> [The exercise]: Quote every line below exactly and skip any picture.

Data records:

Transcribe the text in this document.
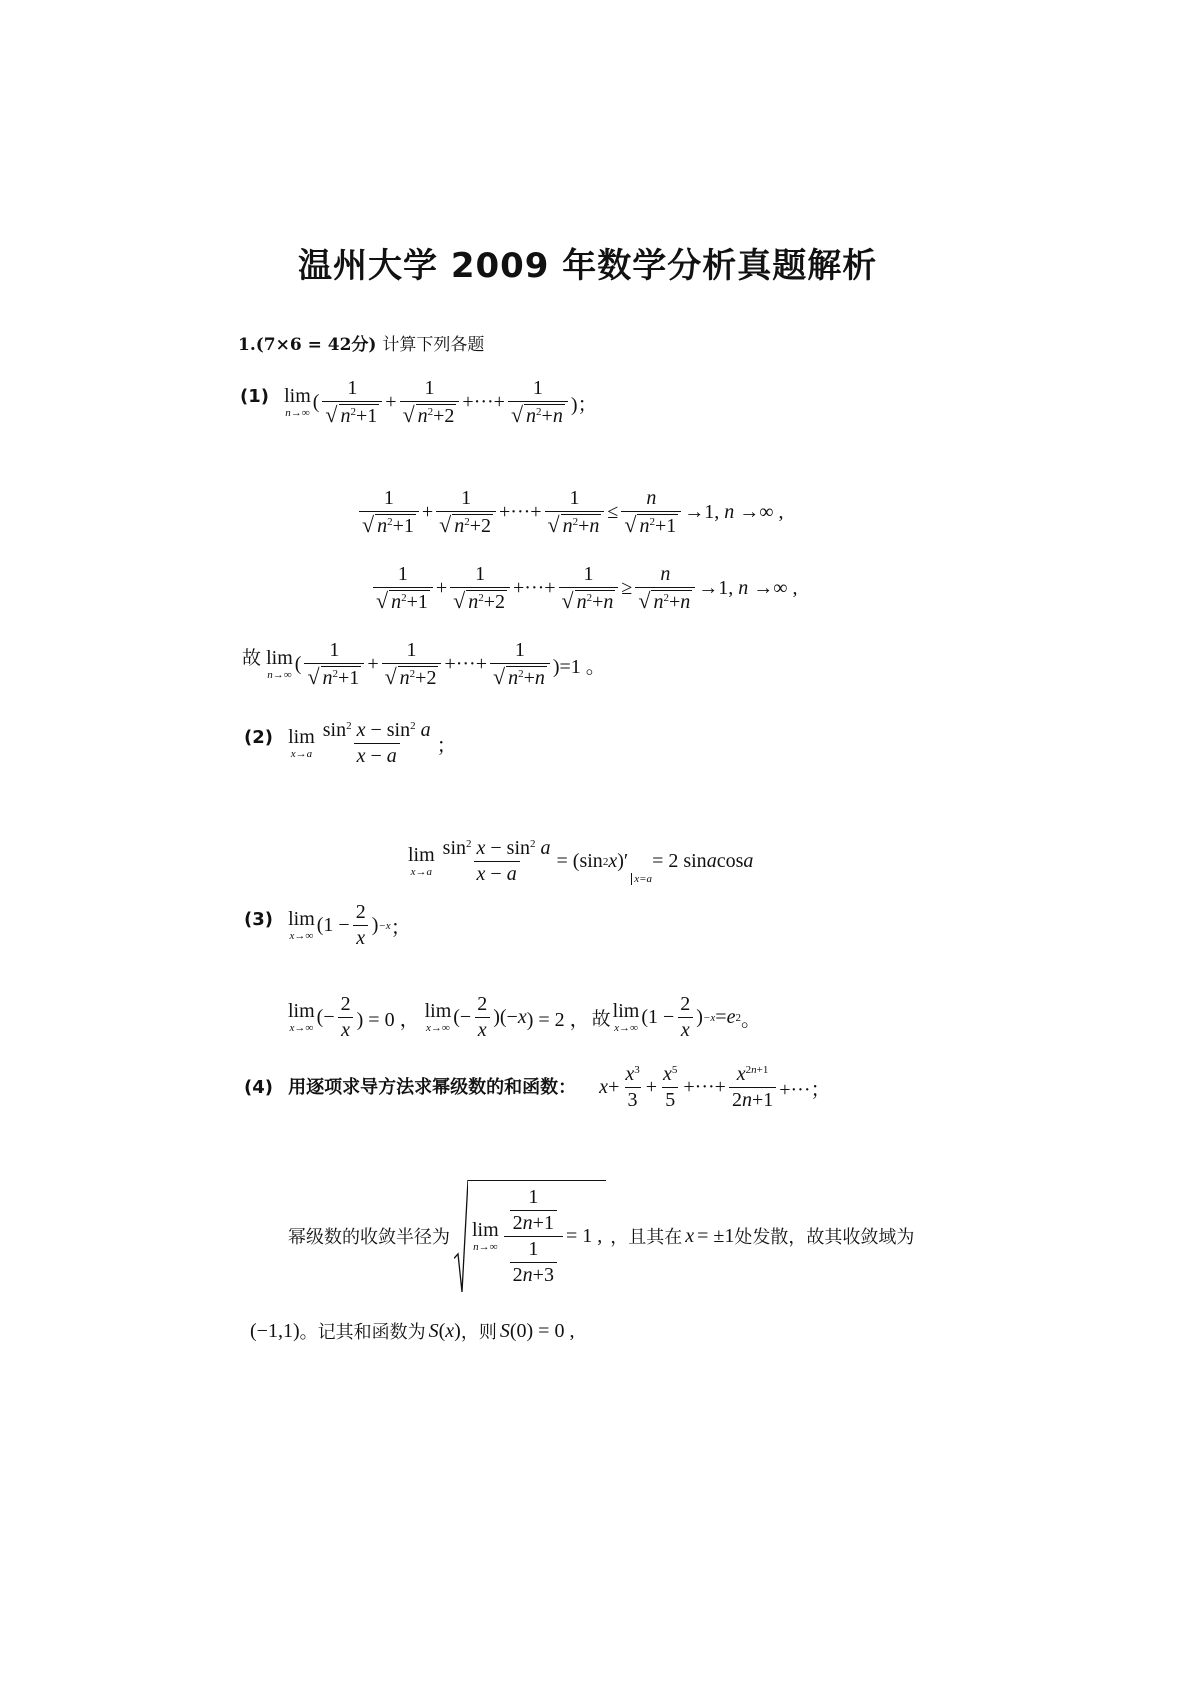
温州大学 2009 年数学分析真题解析
1.(7×6 = 42分) 计算下列各题
(1) lim
n→∞ ( $\frac{1}{√ n^2+1} + \frac{1}{√ n^2+2}$ +···+ $\frac{1}{√ n^2+n}$ )；
$\frac{1}{√ n^2+1} + \frac{1}{√ n^2+2}$ +···+ $\frac{1}{√ n^2+n} \le \frac{n}{√ n^2+1} \to 1$, n →∞ ,
$\frac{1}{√ n^2+1} + \frac{1}{√ n^2+2}$ +···+ $\frac{1}{√ n^2+n} \ge \frac{n}{√ n^2+n} \to 1$, n →∞ ,
故 lim
n→∞ ( $\frac{1}{√ n^2+1} + \frac{1}{√ n^2+2}$ +···+ $\frac{1}{√ n^2+n} )=1$ 。
(2) lim
$x\to a \frac{\sin^2 x - \sin^2 a}{x - a}$ ；
lim
$x\to a \frac{\sin^2 x - \sin^2 a}{x - a} = (\sin$ 2 x )′
x=a
= 2 sin a cos a
(3) lim
x→∞ ($1 - \frac{2}{x}$ ) −x ；
lim
x→∞ (− $\frac{2}{x}$ ) = 0 ， lim
x→∞ (− $\frac{2}{x}$ )(− x ) = 2 ， 故 lim
x→∞ ($1 - \frac{2}{x}$ ) −x = e 2 。
(4) 用逐项求导方法求幂级数的和函数： $x + \frac{x^3}{3} + \frac{x^5}{5}$ +···+ $\frac{x^{2n+1}}{2n+1}$ +···；
幂级数的收敛半径为 lim
$n\to\infty \frac{\frac{1}{2n+1}}{\frac{1}{2n+3}} = 1$ , ，且其在 x = ±1 处发散，故其收敛域为
(−1,1) 。记其和函数为 S ( x ) ，则 S (0) = 0 ,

> [Solved exercise]:
Transcribe the text in this document.
温州大学 2009 年数学分析真题解析
1.(7×6 = 42分) 计算下列各题
(1) lim
n→∞ ( $\frac{1}{√ n^2+1} + \frac{1}{√ n^2+2}$ +···+ $\frac{1}{√ n^2+n}$ )；
$\frac{1}{√ n^2+1} + \frac{1}{√ n^2+2}$ +···+ $\frac{1}{√ n^2+n} \le \frac{n}{√ n^2+1} \to 1$, n →∞ ,
$\frac{1}{√ n^2+1} + \frac{1}{√ n^2+2}$ +···+ $\frac{1}{√ n^2+n} \ge \frac{n}{√ n^2+n} \to 1$, n →∞ ,
故 lim
n→∞ ( $\frac{1}{√ n^2+1} + \frac{1}{√ n^2+2}$ +···+ $\frac{1}{√ n^2+n} )=1$ 。
(2) lim
$x\to a \frac{\sin^2 x - \sin^2 a}{x - a}$ ；
lim
$x\to a \frac{\sin^2 x - \sin^2 a}{x - a} = (\sin$ 2 x )′
x=a
= 2 sin a cos a
(3) lim
x→∞ ($1 - \frac{2}{x}$ ) −x ；
lim
x→∞ (− $\frac{2}{x}$ ) = 0 ， lim
x→∞ (− $\frac{2}{x}$ )(− x ) = 2 ， 故 lim
x→∞ ($1 - \frac{2}{x}$ ) −x = e 2 。
(4) 用逐项求导方法求幂级数的和函数： $x + \frac{x^3}{3} + \frac{x^5}{5}$ +···+ $\frac{x^{2n+1}}{2n+1}$ +···；
幂级数的收敛半径为 lim
$n\to\infty \frac{\frac{1}{2n+1}}{\frac{1}{2n+3}} = 1$ , ，且其在 x = ±1 处发散，故其收敛域为
(−1,1) 。记其和函数为 S ( x ) ，则 S (0) = 0 ,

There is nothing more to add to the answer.